The exercise
Print every line of the records below without changing anything.

Data records
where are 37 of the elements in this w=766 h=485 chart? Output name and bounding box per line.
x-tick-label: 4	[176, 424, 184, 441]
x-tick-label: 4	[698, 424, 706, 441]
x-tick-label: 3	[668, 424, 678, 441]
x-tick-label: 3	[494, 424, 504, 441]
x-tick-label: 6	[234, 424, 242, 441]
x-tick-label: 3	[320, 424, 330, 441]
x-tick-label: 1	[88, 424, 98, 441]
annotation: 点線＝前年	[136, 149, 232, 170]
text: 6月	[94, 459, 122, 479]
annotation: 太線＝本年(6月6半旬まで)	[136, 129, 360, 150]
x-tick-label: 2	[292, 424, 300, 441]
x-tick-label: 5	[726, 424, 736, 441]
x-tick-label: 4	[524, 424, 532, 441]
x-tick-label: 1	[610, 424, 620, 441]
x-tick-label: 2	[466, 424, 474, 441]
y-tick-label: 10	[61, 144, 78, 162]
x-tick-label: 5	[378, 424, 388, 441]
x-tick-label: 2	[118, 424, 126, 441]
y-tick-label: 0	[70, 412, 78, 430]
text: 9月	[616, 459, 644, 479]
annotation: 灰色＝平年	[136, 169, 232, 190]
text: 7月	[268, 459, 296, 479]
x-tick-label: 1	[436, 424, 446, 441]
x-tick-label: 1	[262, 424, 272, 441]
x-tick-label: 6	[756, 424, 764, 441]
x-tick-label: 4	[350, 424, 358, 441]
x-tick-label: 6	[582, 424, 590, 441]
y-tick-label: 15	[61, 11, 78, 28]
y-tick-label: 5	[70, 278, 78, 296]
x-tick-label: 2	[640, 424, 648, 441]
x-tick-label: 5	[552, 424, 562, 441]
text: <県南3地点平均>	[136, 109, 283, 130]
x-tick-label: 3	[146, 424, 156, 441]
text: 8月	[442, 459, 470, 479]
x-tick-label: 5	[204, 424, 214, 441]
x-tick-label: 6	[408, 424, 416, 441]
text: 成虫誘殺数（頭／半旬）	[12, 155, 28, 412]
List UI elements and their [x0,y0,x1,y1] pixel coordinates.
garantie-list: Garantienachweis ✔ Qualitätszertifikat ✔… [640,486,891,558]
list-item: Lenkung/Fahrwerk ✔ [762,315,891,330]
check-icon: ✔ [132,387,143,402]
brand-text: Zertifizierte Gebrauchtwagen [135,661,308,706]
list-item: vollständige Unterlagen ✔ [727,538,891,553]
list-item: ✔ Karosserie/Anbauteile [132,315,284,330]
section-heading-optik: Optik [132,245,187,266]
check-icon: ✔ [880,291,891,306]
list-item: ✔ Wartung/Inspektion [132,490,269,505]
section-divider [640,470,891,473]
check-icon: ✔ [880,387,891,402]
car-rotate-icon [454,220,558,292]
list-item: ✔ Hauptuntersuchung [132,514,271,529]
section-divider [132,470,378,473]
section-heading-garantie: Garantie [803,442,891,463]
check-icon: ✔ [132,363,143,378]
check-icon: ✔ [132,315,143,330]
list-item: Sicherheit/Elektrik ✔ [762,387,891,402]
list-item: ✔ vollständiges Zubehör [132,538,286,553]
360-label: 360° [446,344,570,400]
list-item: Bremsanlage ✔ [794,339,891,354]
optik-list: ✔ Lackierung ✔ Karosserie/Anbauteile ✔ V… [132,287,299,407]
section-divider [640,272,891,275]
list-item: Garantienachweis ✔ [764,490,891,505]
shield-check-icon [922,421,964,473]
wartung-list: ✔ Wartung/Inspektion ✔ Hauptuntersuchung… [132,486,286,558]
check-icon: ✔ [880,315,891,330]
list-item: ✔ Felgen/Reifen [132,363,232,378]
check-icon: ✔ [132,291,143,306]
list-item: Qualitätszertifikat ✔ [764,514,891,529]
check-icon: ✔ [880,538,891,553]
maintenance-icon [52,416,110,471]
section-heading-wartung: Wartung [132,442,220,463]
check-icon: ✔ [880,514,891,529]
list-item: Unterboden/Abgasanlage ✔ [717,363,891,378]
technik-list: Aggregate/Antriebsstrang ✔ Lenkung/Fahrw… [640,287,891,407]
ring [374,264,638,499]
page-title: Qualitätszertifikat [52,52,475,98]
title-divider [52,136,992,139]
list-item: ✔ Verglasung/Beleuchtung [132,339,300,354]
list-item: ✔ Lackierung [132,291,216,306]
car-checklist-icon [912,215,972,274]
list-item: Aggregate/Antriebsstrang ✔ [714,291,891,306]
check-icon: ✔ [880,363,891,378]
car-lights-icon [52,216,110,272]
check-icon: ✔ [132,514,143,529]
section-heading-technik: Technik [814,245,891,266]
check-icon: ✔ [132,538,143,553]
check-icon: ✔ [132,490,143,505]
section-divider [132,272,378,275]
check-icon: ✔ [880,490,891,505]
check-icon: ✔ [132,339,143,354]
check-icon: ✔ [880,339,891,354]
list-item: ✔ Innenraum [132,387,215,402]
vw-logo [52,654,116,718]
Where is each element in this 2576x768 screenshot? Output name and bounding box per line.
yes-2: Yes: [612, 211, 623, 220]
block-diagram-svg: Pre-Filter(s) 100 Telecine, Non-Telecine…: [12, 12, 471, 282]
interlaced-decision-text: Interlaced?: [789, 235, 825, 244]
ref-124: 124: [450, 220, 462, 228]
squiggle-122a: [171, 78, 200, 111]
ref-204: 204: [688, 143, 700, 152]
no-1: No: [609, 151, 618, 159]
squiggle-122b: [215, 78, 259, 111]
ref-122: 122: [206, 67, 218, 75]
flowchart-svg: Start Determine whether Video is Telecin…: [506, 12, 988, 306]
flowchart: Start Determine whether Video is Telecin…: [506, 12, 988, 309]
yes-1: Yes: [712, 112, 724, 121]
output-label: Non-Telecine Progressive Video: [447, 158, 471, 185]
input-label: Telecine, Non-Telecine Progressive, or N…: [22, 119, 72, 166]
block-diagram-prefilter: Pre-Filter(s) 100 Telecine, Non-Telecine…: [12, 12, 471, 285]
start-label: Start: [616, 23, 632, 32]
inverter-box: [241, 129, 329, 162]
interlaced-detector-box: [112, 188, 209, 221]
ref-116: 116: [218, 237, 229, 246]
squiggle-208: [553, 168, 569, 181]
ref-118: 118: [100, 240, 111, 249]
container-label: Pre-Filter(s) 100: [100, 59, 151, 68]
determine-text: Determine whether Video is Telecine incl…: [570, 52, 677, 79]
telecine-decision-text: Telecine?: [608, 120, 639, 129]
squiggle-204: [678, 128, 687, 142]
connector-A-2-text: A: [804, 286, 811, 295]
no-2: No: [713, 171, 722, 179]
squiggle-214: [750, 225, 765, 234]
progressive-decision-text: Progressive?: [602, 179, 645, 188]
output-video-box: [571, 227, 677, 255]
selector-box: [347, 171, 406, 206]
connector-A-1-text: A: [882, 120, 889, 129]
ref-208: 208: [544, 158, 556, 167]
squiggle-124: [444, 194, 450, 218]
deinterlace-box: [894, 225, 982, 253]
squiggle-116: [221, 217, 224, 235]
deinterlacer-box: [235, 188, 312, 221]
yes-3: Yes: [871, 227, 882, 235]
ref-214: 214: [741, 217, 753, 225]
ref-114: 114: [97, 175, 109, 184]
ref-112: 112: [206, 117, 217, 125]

Answer to this exercise
where are 37 of the elements in this w=766 h=485 chart? Output name and bounding box per line.
x-tick-label: 4	[176, 424, 184, 441]
x-tick-label: 4	[698, 424, 706, 441]
x-tick-label: 3	[668, 424, 678, 441]
x-tick-label: 3	[494, 424, 504, 441]
x-tick-label: 6	[234, 424, 242, 441]
x-tick-label: 3	[320, 424, 330, 441]
x-tick-label: 1	[88, 424, 98, 441]
annotation: 点線＝前年	[136, 149, 232, 170]
text: 6月	[94, 459, 122, 479]
annotation: 太線＝本年(6月6半旬まで)	[136, 129, 360, 150]
x-tick-label: 2	[292, 424, 300, 441]
x-tick-label: 5	[726, 424, 736, 441]
x-tick-label: 4	[524, 424, 532, 441]
x-tick-label: 1	[610, 424, 620, 441]
x-tick-label: 2	[466, 424, 474, 441]
y-tick-label: 10	[61, 144, 78, 162]
x-tick-label: 5	[378, 424, 388, 441]
x-tick-label: 2	[118, 424, 126, 441]
y-tick-label: 0	[70, 412, 78, 430]
text: 9月	[616, 459, 644, 479]
annotation: 灰色＝平年	[136, 169, 232, 190]
text: 7月	[268, 459, 296, 479]
x-tick-label: 1	[436, 424, 446, 441]
x-tick-label: 1	[262, 424, 272, 441]
x-tick-label: 6	[756, 424, 764, 441]
x-tick-label: 4	[350, 424, 358, 441]
x-tick-label: 6	[582, 424, 590, 441]
y-tick-label: 15	[61, 11, 78, 28]
y-tick-label: 5	[70, 278, 78, 296]
x-tick-label: 2	[640, 424, 648, 441]
x-tick-label: 5	[552, 424, 562, 441]
text: <県南3地点平均>	[136, 109, 283, 130]
x-tick-label: 3	[146, 424, 156, 441]
text: 8月	[442, 459, 470, 479]
x-tick-label: 5	[204, 424, 214, 441]
x-tick-label: 6	[408, 424, 416, 441]
text: 成虫誘殺数（頭／半旬）	[12, 155, 28, 412]
List UI elements and their [x0,y0,x1,y1] pixel coordinates.
garantie-list: Garantienachweis ✔ Qualitätszertifikat ✔… [640,486,891,558]
list-item: Lenkung/Fahrwerk ✔ [762,315,891,330]
check-icon: ✔ [132,387,143,402]
brand-text: Zertifizierte Gebrauchtwagen [135,661,308,706]
list-item: vollständige Unterlagen ✔ [727,538,891,553]
list-item: ✔ Karosserie/Anbauteile [132,315,284,330]
section-heading-optik: Optik [132,245,187,266]
check-icon: ✔ [880,291,891,306]
list-item: ✔ Wartung/Inspektion [132,490,269,505]
section-divider [640,470,891,473]
check-icon: ✔ [880,387,891,402]
car-rotate-icon [454,220,558,292]
list-item: ✔ Hauptuntersuchung [132,514,271,529]
section-divider [132,470,378,473]
section-heading-garantie: Garantie [803,442,891,463]
check-icon: ✔ [132,363,143,378]
check-icon: ✔ [132,315,143,330]
list-item: Sicherheit/Elektrik ✔ [762,387,891,402]
list-item: ✔ vollständiges Zubehör [132,538,286,553]
360-label: 360° [446,344,570,400]
list-item: Bremsanlage ✔ [794,339,891,354]
optik-list: ✔ Lackierung ✔ Karosserie/Anbauteile ✔ V… [132,287,299,407]
section-divider [640,272,891,275]
list-item: Garantienachweis ✔ [764,490,891,505]
shield-check-icon [922,421,964,473]
wartung-list: ✔ Wartung/Inspektion ✔ Hauptuntersuchung… [132,486,286,558]
check-icon: ✔ [880,315,891,330]
list-item: ✔ Felgen/Reifen [132,363,232,378]
check-icon: ✔ [132,291,143,306]
list-item: Qualitätszertifikat ✔ [764,514,891,529]
check-icon: ✔ [880,538,891,553]
maintenance-icon [52,416,110,471]
section-heading-wartung: Wartung [132,442,220,463]
check-icon: ✔ [880,514,891,529]
list-item: Unterboden/Abgasanlage ✔ [717,363,891,378]
technik-list: Aggregate/Antriebsstrang ✔ Lenkung/Fahrw… [640,287,891,407]
ring [374,264,638,499]
page-title: Qualitätszertifikat [52,52,475,98]
title-divider [52,136,992,139]
list-item: ✔ Verglasung/Beleuchtung [132,339,300,354]
list-item: ✔ Lackierung [132,291,216,306]
car-checklist-icon [912,215,972,274]
list-item: Aggregate/Antriebsstrang ✔ [714,291,891,306]
check-icon: ✔ [880,363,891,378]
car-lights-icon [52,216,110,272]
check-icon: ✔ [132,514,143,529]
section-heading-technik: Technik [814,245,891,266]
check-icon: ✔ [132,538,143,553]
check-icon: ✔ [132,490,143,505]
section-divider [132,272,378,275]
check-icon: ✔ [880,490,891,505]
check-icon: ✔ [132,339,143,354]
check-icon: ✔ [880,339,891,354]
list-item: ✔ Innenraum [132,387,215,402]
vw-logo [52,654,116,718]
Where is each element in this 2576x768 screenshot? Output name and bounding box per line.
yes-2: Yes: [612, 211, 623, 220]
block-diagram-svg: Pre-Filter(s) 100 Telecine, Non-Telecine…: [12, 12, 471, 282]
interlaced-decision-text: Interlaced?: [789, 235, 825, 244]
ref-124: 124: [450, 220, 462, 228]
squiggle-122a: [171, 78, 200, 111]
ref-204: 204: [688, 143, 700, 152]
no-1: No: [609, 151, 618, 159]
squiggle-122b: [215, 78, 259, 111]
ref-122: 122: [206, 67, 218, 75]
flowchart-svg: Start Determine whether Video is Telecin…: [506, 12, 988, 306]
flowchart: Start Determine whether Video is Telecin…: [506, 12, 988, 309]
yes-1: Yes: [712, 112, 724, 121]
output-label: Non-Telecine Progressive Video: [447, 158, 471, 185]
input-label: Telecine, Non-Telecine Progressive, or N…: [22, 119, 72, 166]
block-diagram-prefilter: Pre-Filter(s) 100 Telecine, Non-Telecine…: [12, 12, 471, 285]
start-label: Start: [616, 23, 632, 32]
inverter-box: [241, 129, 329, 162]
interlaced-detector-box: [112, 188, 209, 221]
ref-116: 116: [218, 237, 229, 246]
squiggle-208: [553, 168, 569, 181]
ref-118: 118: [100, 240, 111, 249]
container-label: Pre-Filter(s) 100: [100, 59, 151, 68]
determine-text: Determine whether Video is Telecine incl…: [570, 52, 677, 79]
telecine-decision-text: Telecine?: [608, 120, 639, 129]
squiggle-204: [678, 128, 687, 142]
connector-A-2-text: A: [804, 286, 811, 295]
no-2: No: [713, 171, 722, 179]
squiggle-214: [750, 225, 765, 234]
progressive-decision-text: Progressive?: [602, 179, 645, 188]
output-video-box: [571, 227, 677, 255]
selector-box: [347, 171, 406, 206]
connector-A-1-text: A: [882, 120, 889, 129]
ref-208: 208: [544, 158, 556, 167]
squiggle-124: [444, 194, 450, 218]
deinterlace-box: [894, 225, 982, 253]
squiggle-116: [221, 217, 224, 235]
deinterlacer-box: [235, 188, 312, 221]
yes-3: Yes: [871, 227, 882, 235]
ref-214: 214: [741, 217, 753, 225]
ref-114: 114: [97, 175, 109, 184]
ref-112: 112: [206, 117, 217, 125]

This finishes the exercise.